Vorliegender Text
────────────────────

Donnerstag, 13. Oktober 2011

"Game over, Wall Street!"

Das wohl mächtigste Hacker-Netzwerk der Welt, "Anonymous", schließt sich offiziell der Bewegung "Occupy Wall Street" an. Sie könnte den Demonstranten als digitale Eingreiftruppe mit extrem großer Schlagkraft zur Seite stehen - doch nicht bei allen Aktivisten sind die neuen Helfer willkommen.
Es dürfte der meistgefürchtete Satz im Internet sein: "Wir sind Anonymous." Wenn das schwarze Logo mit dem kopflosen Anzugträger plötzlich eine Internetseite überdeckt, dann haben sie wieder zugeschlagen, die Hacker von Anonymous. Scientology, Konzerne wie Sony und Visa und selbst Regierungsbehörden wie die NATO und Ministerien im Iran sind vor den gesichtslosen Online-Aktivisten nicht sicher. Gut möglich, dass die Botschaften der Hacker-Gruppe bald auch über die Bildschirme US-amerikanischer Banken flimmern werden. Denn Anonymous hat sich der Bewegung "Occupy Wall Street" angeschlossen.

In zwei Videos auf YouTube stellte sich Anonymous in dieser Woche hinter die Tausenden Demonstranten in New York. Ihre "Botschaft an den Amerikanischen Herbst" ist eine Mischung aus Solidaritätsbekundung und Kampfansage. Anonymous wirft darin zunächst den Massenmedien und Eliten der USA vor, die Demonstranten erst ignoriert, dann verspottet und zuletzt brutal bekämpft zu haben - letzteres eine Anspielung auf das harte Durchgreifen der New Yorker Polizei. "Wir werden uns nicht von bloßen Beleidigungen und Propaganda unterkriegen lassen", erklärt eine künstliche Stimme im Video.

────────────────────

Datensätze
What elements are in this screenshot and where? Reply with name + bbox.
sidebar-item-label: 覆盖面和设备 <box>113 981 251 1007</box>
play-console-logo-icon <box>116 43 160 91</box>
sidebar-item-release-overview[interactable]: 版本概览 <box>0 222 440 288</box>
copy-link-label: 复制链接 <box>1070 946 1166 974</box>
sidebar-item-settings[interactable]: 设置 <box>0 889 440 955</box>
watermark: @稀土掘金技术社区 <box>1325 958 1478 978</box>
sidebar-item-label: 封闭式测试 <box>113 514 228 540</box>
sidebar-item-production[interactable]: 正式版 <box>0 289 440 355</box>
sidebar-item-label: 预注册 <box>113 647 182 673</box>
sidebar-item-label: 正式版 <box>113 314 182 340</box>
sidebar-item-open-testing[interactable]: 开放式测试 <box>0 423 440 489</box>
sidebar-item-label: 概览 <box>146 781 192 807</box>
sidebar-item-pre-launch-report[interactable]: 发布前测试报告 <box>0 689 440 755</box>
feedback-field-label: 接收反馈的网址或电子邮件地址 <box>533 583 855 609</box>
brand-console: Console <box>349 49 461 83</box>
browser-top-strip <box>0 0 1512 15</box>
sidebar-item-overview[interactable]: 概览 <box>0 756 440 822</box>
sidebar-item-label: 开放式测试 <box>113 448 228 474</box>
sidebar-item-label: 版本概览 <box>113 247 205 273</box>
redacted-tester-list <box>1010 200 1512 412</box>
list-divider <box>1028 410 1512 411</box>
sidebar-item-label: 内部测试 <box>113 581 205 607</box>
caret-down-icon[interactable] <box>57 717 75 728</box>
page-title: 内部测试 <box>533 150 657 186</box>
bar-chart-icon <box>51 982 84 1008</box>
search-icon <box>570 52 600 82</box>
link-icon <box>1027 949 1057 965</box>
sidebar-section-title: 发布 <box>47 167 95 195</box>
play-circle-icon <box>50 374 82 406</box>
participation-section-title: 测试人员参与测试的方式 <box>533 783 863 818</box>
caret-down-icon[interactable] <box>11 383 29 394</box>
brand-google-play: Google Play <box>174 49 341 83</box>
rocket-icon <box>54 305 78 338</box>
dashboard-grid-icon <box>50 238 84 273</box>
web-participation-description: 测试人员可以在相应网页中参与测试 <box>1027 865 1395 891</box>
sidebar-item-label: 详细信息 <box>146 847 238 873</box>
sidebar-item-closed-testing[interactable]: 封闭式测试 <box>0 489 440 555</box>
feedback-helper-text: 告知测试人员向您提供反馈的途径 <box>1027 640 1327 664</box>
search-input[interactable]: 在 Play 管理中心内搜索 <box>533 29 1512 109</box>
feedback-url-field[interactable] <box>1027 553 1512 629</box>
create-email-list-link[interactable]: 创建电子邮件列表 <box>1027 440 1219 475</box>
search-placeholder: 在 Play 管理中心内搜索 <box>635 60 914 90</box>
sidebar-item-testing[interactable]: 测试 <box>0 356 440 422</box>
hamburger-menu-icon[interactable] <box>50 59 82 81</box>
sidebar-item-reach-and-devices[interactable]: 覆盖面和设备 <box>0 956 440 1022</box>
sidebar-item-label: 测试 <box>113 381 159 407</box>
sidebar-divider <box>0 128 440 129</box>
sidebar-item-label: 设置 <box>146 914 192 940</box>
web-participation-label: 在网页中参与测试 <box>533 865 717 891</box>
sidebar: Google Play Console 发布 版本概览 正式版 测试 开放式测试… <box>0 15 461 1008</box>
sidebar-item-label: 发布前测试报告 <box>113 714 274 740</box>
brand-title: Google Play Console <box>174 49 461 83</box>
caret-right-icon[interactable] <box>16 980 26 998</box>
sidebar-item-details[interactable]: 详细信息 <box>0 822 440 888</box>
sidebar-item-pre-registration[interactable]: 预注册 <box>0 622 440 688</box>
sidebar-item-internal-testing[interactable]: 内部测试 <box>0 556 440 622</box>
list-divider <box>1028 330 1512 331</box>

────────────────────

Zu erledigende Aufgaben
**A)** Schreiben Sie bitte aus dem Artikel über Anonymous den Abschnitt heraus, der bei „Donnerstag, 13. Oktober“ beginnt und bei „neuen Helfer willkommen.“ endet.
**B)** Zählen Sie alle Ziele auf, die laut dem Artikel über Anonymous vor den Online-Aktivisten nicht sicher sind.

Antworten je Aufgabe
**A)**
Donnerstag, 13. Oktober 2011

"Game over, Wall Street!"

Das wohl mächtigste Hacker-Netzwerk der Welt, "Anonymous", schließt sich offiziell der Bewegung "Occupy Wall Street" an. Sie könnte den Demonstranten als digitale Eingreiftruppe mit extrem großer Schlagkraft zur Seite stehen - doch nicht bei allen Aktivisten sind die neuen Helfer willkommen.

**B)**
- Scientology
- Sony
- Visa
- die NATO
- Ministerien im Iran